Task:
Set down the data below without change, skipping the pictures it holds.

Raw data:
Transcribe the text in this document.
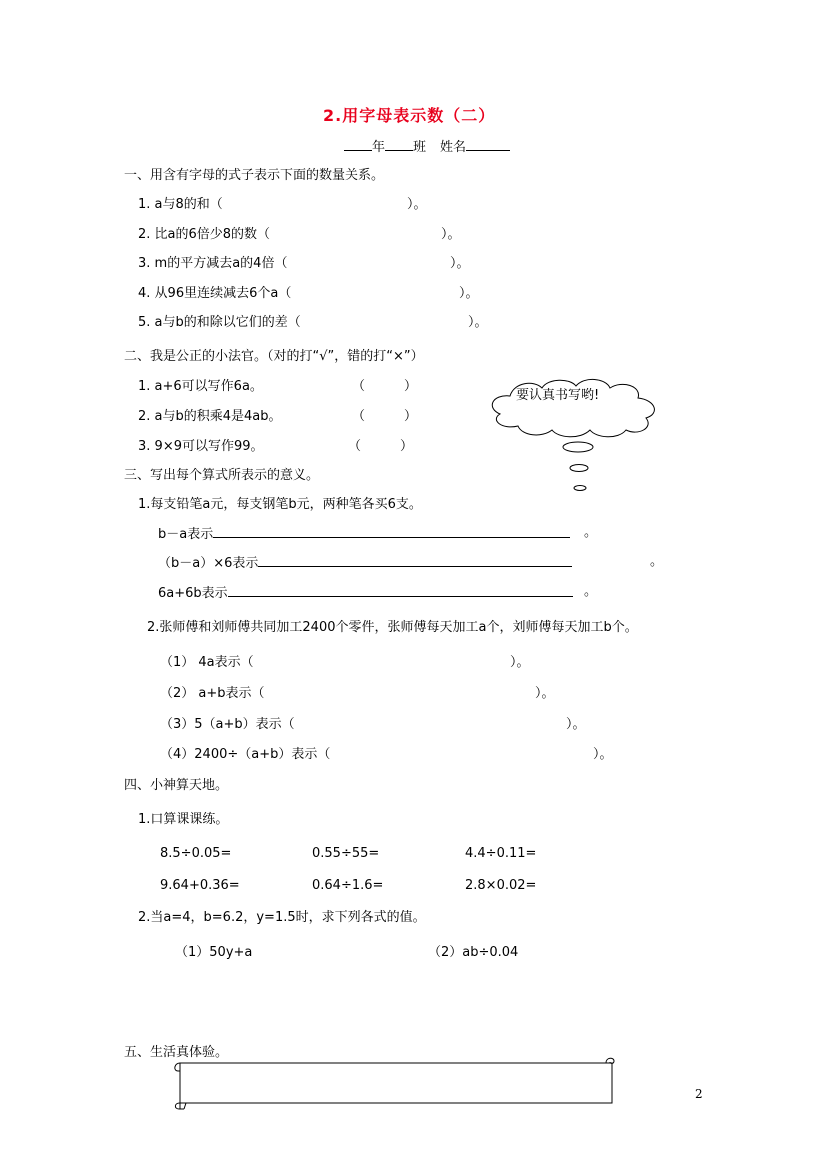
2.用字母表示数（二）
年 班 姓名
一、用含有字母的式子表示下面的数量关系。
1. a与8的和（	）。
2. 比a的6倍少8的数（	）。
3. m的平方减去a的4倍（	）。
4. 从96里连续减去6个a（	）。
5. a与b的和除以它们的差（	）。
二、我是公正的小法官。（对的打“√”，错的打“×”）
1. a+6可以写作6a。	（　　　）
2. a与b的积乘4是4ab。	（　　　）
3. 9×9可以写作99。	（　　　）
要认真书写哟!
三、写出每个算式所表示的意义。
1.每支铅笔a元，每支钢笔b元，两种笔各买6支。
b－a表示	。
（b－a）×6表示	。
6a+6b表示	。
2.张师傅和刘师傅共同加工2400个零件，张师傅每天加工a个，刘师傅每天加工b个。
（1） 4a表示（	）。
（2） a+b表示（	）。
（3）5（a+b）表示（	）。
（4）2400÷（a+b）表示（	）。
四、小神算天地。
1.口算课课练。
8.5÷0.05=	0.55÷55=	4.4÷0.11=
9.64+0.36=	0.64÷1.6=	2.8×0.02=
2.当a=4，b=6.2，y=1.5时，求下列各式的值。
（1）50y+a	（2）ab÷0.04
五、生活真体验。
2
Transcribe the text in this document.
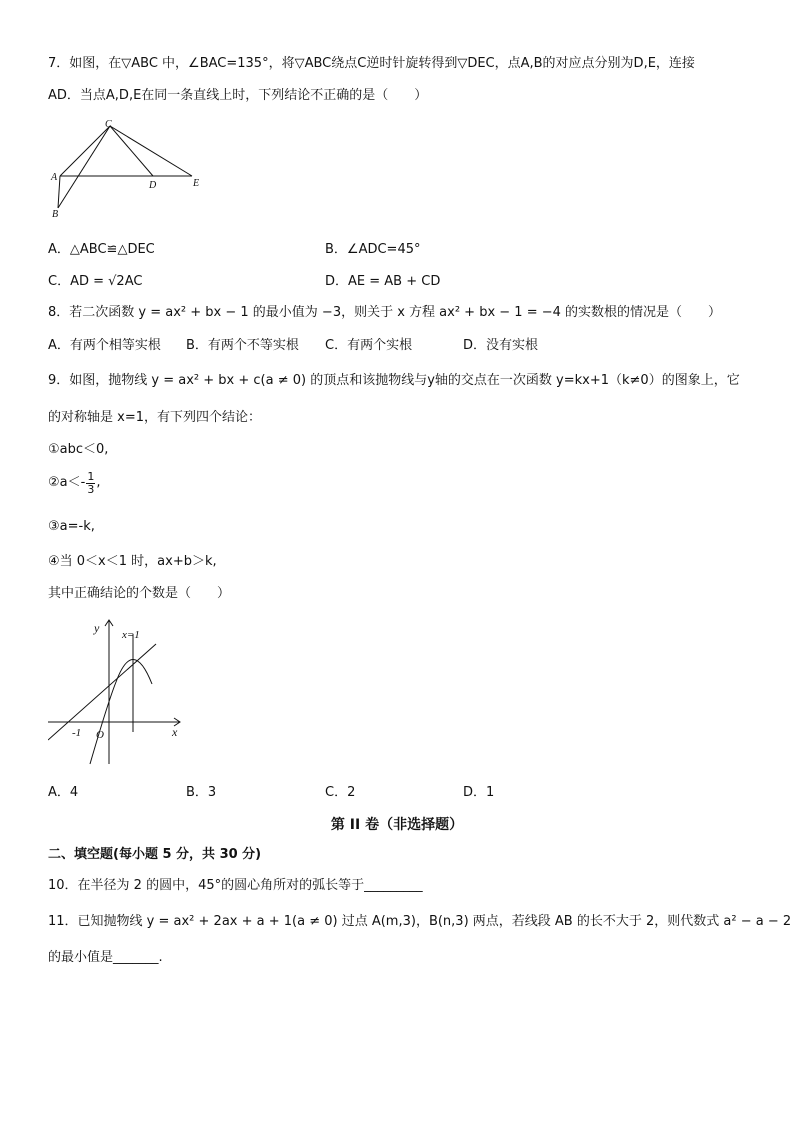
7．如图，在▽ABC 中，∠BAC=135°，将▽ABC绕点C逆时针旋转得到▽DEC，点A,B的对应点分别为D,E，连接
AD．当点A,D,E在同一条直线上时，下列结论不正确的是（　　）
C
A
B
D	E
A．△ABC≌△DEC	B．∠ADC=45°
C．AD = √2AC	D．AE = AB + CD
8．若二次函数 y = ax² + bx − 1 的最小值为 −3，则关于 x 方程 ax² + bx − 1 = −4 的实数根的情况是（　　）
A．有两个相等实根 B．有两个不等实根 C．有两个实根	D．没有实根
9．如图，抛物线 y = ax² + bx + c(a ≠ 0) 的顶点和该抛物线与y轴的交点在一次函数 y=kx+1（k≠0）的图象上，它
的对称轴是 x=1，有下列四个结论：
①abc＜0,
②a＜- $\frac{1}{3}$ ,
③a=-k,
④当 0＜x＜1 时，ax+b＞k,
其中正确结论的个数是（　　）
y
x
x=1
-1 O
A．4	B．3	C．2	D．1
第 II 卷（非选择题）
二、填空题(每小题 5 分，共 30 分)
10．在半径为 2 的圆中，45°的圆心角所对的弧长等于_________
11．已知抛物线 y = ax² + 2ax + a + 1(a ≠ 0) 过点 A(m,3)，B(n,3) 两点，若线段 AB 的长不大于 2，则代数式 a² − a − 2
的最小值是_______.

Answer to the task:
Transcribe the text in this document.
2.用字母表示数（二）
年 班 姓名
一、用含有字母的式子表示下面的数量关系。
1. a与8的和（	）。
2. 比a的6倍少8的数（	）。
3. m的平方减去a的4倍（	）。
4. 从96里连续减去6个a（	）。
5. a与b的和除以它们的差（	）。
二、我是公正的小法官。（对的打“√”，错的打“×”）
1. a+6可以写作6a。	（　　　）
2. a与b的积乘4是4ab。	（　　　）
3. 9×9可以写作99。	（　　　）
要认真书写哟!
三、写出每个算式所表示的意义。
1.每支铅笔a元，每支钢笔b元，两种笔各买6支。
b－a表示	。
（b－a）×6表示	。
6a+6b表示	。
2.张师傅和刘师傅共同加工2400个零件，张师傅每天加工a个，刘师傅每天加工b个。
（1） 4a表示（	）。
（2） a+b表示（	）。
（3）5（a+b）表示（	）。
（4）2400÷（a+b）表示（	）。
四、小神算天地。
1.口算课课练。
8.5÷0.05=	0.55÷55=	4.4÷0.11=
9.64+0.36=	0.64÷1.6=	2.8×0.02=
2.当a=4，b=6.2，y=1.5时，求下列各式的值。
（1）50y+a	（2）ab÷0.04
五、生活真体验。
2
Transcribe the text in this document.
7．如图，在▽ABC 中，∠BAC=135°，将▽ABC绕点C逆时针旋转得到▽DEC，点A,B的对应点分别为D,E，连接
AD．当点A,D,E在同一条直线上时，下列结论不正确的是（　　）
C
A
B
D	E
A．△ABC≌△DEC	B．∠ADC=45°
C．AD = √2AC	D．AE = AB + CD
8．若二次函数 y = ax² + bx − 1 的最小值为 −3，则关于 x 方程 ax² + bx − 1 = −4 的实数根的情况是（　　）
A．有两个相等实根 B．有两个不等实根 C．有两个实根	D．没有实根
9．如图，抛物线 y = ax² + bx + c(a ≠ 0) 的顶点和该抛物线与y轴的交点在一次函数 y=kx+1（k≠0）的图象上，它
的对称轴是 x=1，有下列四个结论：
①abc＜0,
②a＜- $\frac{1}{3}$ ,
③a=-k,
④当 0＜x＜1 时，ax+b＞k,
其中正确结论的个数是（　　）
y
x
x=1
-1 O
A．4	B．3	C．2	D．1
第 II 卷（非选择题）
二、填空题(每小题 5 分，共 30 分)
10．在半径为 2 的圆中，45°的圆心角所对的弧长等于_________
11．已知抛物线 y = ax² + 2ax + a + 1(a ≠ 0) 过点 A(m,3)，B(n,3) 两点，若线段 AB 的长不大于 2，则代数式 a² − a − 2
的最小值是_______.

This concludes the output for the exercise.